[Collected data entries]
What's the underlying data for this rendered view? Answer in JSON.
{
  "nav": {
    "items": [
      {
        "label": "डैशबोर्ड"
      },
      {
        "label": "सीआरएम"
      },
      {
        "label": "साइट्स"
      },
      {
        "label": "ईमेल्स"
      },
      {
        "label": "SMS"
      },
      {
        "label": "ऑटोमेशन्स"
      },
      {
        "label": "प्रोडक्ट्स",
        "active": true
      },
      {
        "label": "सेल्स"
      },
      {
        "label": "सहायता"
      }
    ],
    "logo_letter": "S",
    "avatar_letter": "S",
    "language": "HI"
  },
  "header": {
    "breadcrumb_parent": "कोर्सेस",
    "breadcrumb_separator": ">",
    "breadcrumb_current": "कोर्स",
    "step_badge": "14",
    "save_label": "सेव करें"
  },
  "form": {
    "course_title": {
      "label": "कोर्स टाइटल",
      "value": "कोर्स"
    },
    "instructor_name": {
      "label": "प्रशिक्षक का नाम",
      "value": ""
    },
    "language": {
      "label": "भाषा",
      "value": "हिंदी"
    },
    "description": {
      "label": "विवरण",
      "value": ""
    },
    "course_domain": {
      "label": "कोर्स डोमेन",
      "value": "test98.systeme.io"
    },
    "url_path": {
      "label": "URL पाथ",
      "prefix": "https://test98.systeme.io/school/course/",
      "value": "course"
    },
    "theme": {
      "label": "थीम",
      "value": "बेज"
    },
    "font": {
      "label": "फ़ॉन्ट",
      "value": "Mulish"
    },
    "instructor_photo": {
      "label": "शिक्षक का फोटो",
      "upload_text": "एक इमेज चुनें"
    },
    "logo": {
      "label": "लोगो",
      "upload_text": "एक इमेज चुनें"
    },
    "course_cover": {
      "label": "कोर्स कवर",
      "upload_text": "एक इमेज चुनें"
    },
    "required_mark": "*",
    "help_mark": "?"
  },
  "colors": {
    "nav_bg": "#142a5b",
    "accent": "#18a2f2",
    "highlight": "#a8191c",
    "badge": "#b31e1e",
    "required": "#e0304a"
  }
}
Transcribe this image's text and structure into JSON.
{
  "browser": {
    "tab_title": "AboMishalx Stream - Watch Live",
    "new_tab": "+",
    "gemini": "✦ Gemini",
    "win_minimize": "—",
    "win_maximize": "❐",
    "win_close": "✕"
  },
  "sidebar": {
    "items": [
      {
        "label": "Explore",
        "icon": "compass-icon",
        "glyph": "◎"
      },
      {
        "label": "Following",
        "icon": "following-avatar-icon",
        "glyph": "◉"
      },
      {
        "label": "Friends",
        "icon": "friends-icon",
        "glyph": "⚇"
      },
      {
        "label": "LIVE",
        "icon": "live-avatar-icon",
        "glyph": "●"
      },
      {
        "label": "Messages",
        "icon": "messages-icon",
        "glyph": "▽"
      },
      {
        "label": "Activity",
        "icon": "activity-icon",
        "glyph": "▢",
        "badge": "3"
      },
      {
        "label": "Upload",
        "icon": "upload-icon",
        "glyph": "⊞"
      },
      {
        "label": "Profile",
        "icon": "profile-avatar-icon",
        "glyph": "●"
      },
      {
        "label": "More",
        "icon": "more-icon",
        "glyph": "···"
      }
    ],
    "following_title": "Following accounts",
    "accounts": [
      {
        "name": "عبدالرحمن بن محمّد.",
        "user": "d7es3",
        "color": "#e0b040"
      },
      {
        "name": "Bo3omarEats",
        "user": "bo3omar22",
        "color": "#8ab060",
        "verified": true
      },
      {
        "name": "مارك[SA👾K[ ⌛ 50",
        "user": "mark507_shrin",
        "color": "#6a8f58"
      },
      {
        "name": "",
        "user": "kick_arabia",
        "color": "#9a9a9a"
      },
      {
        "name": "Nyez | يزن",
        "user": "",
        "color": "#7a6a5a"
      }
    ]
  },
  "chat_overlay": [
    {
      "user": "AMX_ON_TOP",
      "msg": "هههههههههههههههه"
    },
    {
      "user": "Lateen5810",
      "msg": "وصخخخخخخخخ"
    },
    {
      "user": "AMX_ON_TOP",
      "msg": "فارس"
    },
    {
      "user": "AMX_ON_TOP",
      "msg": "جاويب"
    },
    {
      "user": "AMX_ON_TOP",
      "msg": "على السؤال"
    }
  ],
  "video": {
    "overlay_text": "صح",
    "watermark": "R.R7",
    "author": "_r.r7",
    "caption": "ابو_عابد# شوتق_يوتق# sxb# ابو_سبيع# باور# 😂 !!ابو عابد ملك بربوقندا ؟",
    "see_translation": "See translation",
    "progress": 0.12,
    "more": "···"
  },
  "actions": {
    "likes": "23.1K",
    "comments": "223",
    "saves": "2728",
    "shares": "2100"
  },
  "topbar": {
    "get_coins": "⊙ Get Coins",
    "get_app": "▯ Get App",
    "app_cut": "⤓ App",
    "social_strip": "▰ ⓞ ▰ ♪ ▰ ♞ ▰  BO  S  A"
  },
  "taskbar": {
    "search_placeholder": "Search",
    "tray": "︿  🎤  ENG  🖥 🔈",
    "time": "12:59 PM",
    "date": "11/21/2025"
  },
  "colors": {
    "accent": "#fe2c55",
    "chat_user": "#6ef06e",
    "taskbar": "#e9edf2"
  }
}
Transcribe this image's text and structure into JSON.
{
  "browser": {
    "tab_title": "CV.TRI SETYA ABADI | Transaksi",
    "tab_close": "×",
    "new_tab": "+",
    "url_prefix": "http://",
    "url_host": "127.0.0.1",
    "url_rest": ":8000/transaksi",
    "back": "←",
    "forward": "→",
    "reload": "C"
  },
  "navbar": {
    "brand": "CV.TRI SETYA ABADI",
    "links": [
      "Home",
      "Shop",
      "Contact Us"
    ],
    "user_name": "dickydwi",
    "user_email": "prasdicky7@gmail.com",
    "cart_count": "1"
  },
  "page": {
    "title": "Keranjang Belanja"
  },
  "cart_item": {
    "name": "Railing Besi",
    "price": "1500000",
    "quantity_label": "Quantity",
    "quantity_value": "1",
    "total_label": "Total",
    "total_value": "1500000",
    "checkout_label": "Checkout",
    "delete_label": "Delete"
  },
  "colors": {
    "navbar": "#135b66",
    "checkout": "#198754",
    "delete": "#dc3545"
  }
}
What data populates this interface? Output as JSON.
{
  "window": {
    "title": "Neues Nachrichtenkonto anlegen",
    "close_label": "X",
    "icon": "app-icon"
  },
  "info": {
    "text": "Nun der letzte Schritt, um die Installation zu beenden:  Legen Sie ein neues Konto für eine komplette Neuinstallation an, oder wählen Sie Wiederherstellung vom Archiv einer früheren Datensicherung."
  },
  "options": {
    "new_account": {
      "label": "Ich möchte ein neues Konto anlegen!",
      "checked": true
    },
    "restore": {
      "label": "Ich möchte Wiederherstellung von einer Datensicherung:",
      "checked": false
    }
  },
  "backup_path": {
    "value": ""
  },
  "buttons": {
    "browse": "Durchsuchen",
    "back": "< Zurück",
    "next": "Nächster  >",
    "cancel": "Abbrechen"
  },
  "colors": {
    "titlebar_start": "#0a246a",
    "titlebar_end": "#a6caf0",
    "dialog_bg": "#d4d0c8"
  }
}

▶ TASK INSTRUCTIONS: Take the entries and copy them out exactly.

▶ TASK SOLUTION:
What's the underlying data for this rendered view? Answer in JSON.
{
  "nav": {
    "items": [
      {
        "label": "डैशबोर्ड"
      },
      {
        "label": "सीआरएम"
      },
      {
        "label": "साइट्स"
      },
      {
        "label": "ईमेल्स"
      },
      {
        "label": "SMS"
      },
      {
        "label": "ऑटोमेशन्स"
      },
      {
        "label": "प्रोडक्ट्स",
        "active": true
      },
      {
        "label": "सेल्स"
      },
      {
        "label": "सहायता"
      }
    ],
    "logo_letter": "S",
    "avatar_letter": "S",
    "language": "HI"
  },
  "header": {
    "breadcrumb_parent": "कोर्सेस",
    "breadcrumb_separator": ">",
    "breadcrumb_current": "कोर्स",
    "step_badge": "14",
    "save_label": "सेव करें"
  },
  "form": {
    "course_title": {
      "label": "कोर्स टाइटल",
      "value": "कोर्स"
    },
    "instructor_name": {
      "label": "प्रशिक्षक का नाम",
      "value": ""
    },
    "language": {
      "label": "भाषा",
      "value": "हिंदी"
    },
    "description": {
      "label": "विवरण",
      "value": ""
    },
    "course_domain": {
      "label": "कोर्स डोमेन",
      "value": "test98.systeme.io"
    },
    "url_path": {
      "label": "URL पाथ",
      "prefix": "https://test98.systeme.io/school/course/",
      "value": "course"
    },
    "theme": {
      "label": "थीम",
      "value": "बेज"
    },
    "font": {
      "label": "फ़ॉन्ट",
      "value": "Mulish"
    },
    "instructor_photo": {
      "label": "शिक्षक का फोटो",
      "upload_text": "एक इमेज चुनें"
    },
    "logo": {
      "label": "लोगो",
      "upload_text": "एक इमेज चुनें"
    },
    "course_cover": {
      "label": "कोर्स कवर",
      "upload_text": "एक इमेज चुनें"
    },
    "required_mark": "*",
    "help_mark": "?"
  },
  "colors": {
    "nav_bg": "#142a5b",
    "accent": "#18a2f2",
    "highlight": "#a8191c",
    "badge": "#b31e1e",
    "required": "#e0304a"
  }
}
Transcribe this image's text and structure into JSON.
{
  "browser": {
    "tab_title": "AboMishalx Stream - Watch Live",
    "new_tab": "+",
    "gemini": "✦ Gemini",
    "win_minimize": "—",
    "win_maximize": "❐",
    "win_close": "✕"
  },
  "sidebar": {
    "items": [
      {
        "label": "Explore",
        "icon": "compass-icon",
        "glyph": "◎"
      },
      {
        "label": "Following",
        "icon": "following-avatar-icon",
        "glyph": "◉"
      },
      {
        "label": "Friends",
        "icon": "friends-icon",
        "glyph": "⚇"
      },
      {
        "label": "LIVE",
        "icon": "live-avatar-icon",
        "glyph": "●"
      },
      {
        "label": "Messages",
        "icon": "messages-icon",
        "glyph": "▽"
      },
      {
        "label": "Activity",
        "icon": "activity-icon",
        "glyph": "▢",
        "badge": "3"
      },
      {
        "label": "Upload",
        "icon": "upload-icon",
        "glyph": "⊞"
      },
      {
        "label": "Profile",
        "icon": "profile-avatar-icon",
        "glyph": "●"
      },
      {
        "label": "More",
        "icon": "more-icon",
        "glyph": "···"
      }
    ],
    "following_title": "Following accounts",
    "accounts": [
      {
        "name": "عبدالرحمن بن محمّد.",
        "user": "d7es3",
        "color": "#e0b040"
      },
      {
        "name": "Bo3omarEats",
        "user": "bo3omar22",
        "color": "#8ab060",
        "verified": true
      },
      {
        "name": "مارك[SA👾K[ ⌛ 50",
        "user": "mark507_shrin",
        "color": "#6a8f58"
      },
      {
        "name": "",
        "user": "kick_arabia",
        "color": "#9a9a9a"
      },
      {
        "name": "Nyez | يزن",
        "user": "",
        "color": "#7a6a5a"
      }
    ]
  },
  "chat_overlay": [
    {
      "user": "AMX_ON_TOP",
      "msg": "هههههههههههههههه"
    },
    {
      "user": "Lateen5810",
      "msg": "وصخخخخخخخخ"
    },
    {
      "user": "AMX_ON_TOP",
      "msg": "فارس"
    },
    {
      "user": "AMX_ON_TOP",
      "msg": "جاويب"
    },
    {
      "user": "AMX_ON_TOP",
      "msg": "على السؤال"
    }
  ],
  "video": {
    "overlay_text": "صح",
    "watermark": "R.R7",
    "author": "_r.r7",
    "caption": "ابو_عابد# شوتق_يوتق# sxb# ابو_سبيع# باور# 😂 !!ابو عابد ملك بربوقندا ؟",
    "see_translation": "See translation",
    "progress": 0.12,
    "more": "···"
  },
  "actions": {
    "likes": "23.1K",
    "comments": "223",
    "saves": "2728",
    "shares": "2100"
  },
  "topbar": {
    "get_coins": "⊙ Get Coins",
    "get_app": "▯ Get App",
    "app_cut": "⤓ App",
    "social_strip": "▰ ⓞ ▰ ♪ ▰ ♞ ▰  BO  S  A"
  },
  "taskbar": {
    "search_placeholder": "Search",
    "tray": "︿  🎤  ENG  🖥 🔈",
    "time": "12:59 PM",
    "date": "11/21/2025"
  },
  "colors": {
    "accent": "#fe2c55",
    "chat_user": "#6ef06e",
    "taskbar": "#e9edf2"
  }
}
Transcribe this image's text and structure into JSON.
{
  "browser": {
    "tab_title": "CV.TRI SETYA ABADI | Transaksi",
    "tab_close": "×",
    "new_tab": "+",
    "url_prefix": "http://",
    "url_host": "127.0.0.1",
    "url_rest": ":8000/transaksi",
    "back": "←",
    "forward": "→",
    "reload": "C"
  },
  "navbar": {
    "brand": "CV.TRI SETYA ABADI",
    "links": [
      "Home",
      "Shop",
      "Contact Us"
    ],
    "user_name": "dickydwi",
    "user_email": "prasdicky7@gmail.com",
    "cart_count": "1"
  },
  "page": {
    "title": "Keranjang Belanja"
  },
  "cart_item": {
    "name": "Railing Besi",
    "price": "1500000",
    "quantity_label": "Quantity",
    "quantity_value": "1",
    "total_label": "Total",
    "total_value": "1500000",
    "checkout_label": "Checkout",
    "delete_label": "Delete"
  },
  "colors": {
    "navbar": "#135b66",
    "checkout": "#198754",
    "delete": "#dc3545"
  }
}
What data populates this interface? Output as JSON.
{
  "window": {
    "title": "Neues Nachrichtenkonto anlegen",
    "close_label": "X",
    "icon": "app-icon"
  },
  "info": {
    "text": "Nun der letzte Schritt, um die Installation zu beenden:  Legen Sie ein neues Konto für eine komplette Neuinstallation an, oder wählen Sie Wiederherstellung vom Archiv einer früheren Datensicherung."
  },
  "options": {
    "new_account": {
      "label": "Ich möchte ein neues Konto anlegen!",
      "checked": true
    },
    "restore": {
      "label": "Ich möchte Wiederherstellung von einer Datensicherung:",
      "checked": false
    }
  },
  "backup_path": {
    "value": ""
  },
  "buttons": {
    "browse": "Durchsuchen",
    "back": "< Zurück",
    "next": "Nächster  >",
    "cancel": "Abbrechen"
  },
  "colors": {
    "titlebar_start": "#0a246a",
    "titlebar_end": "#a6caf0",
    "dialog_bg": "#d4d0c8"
  }
}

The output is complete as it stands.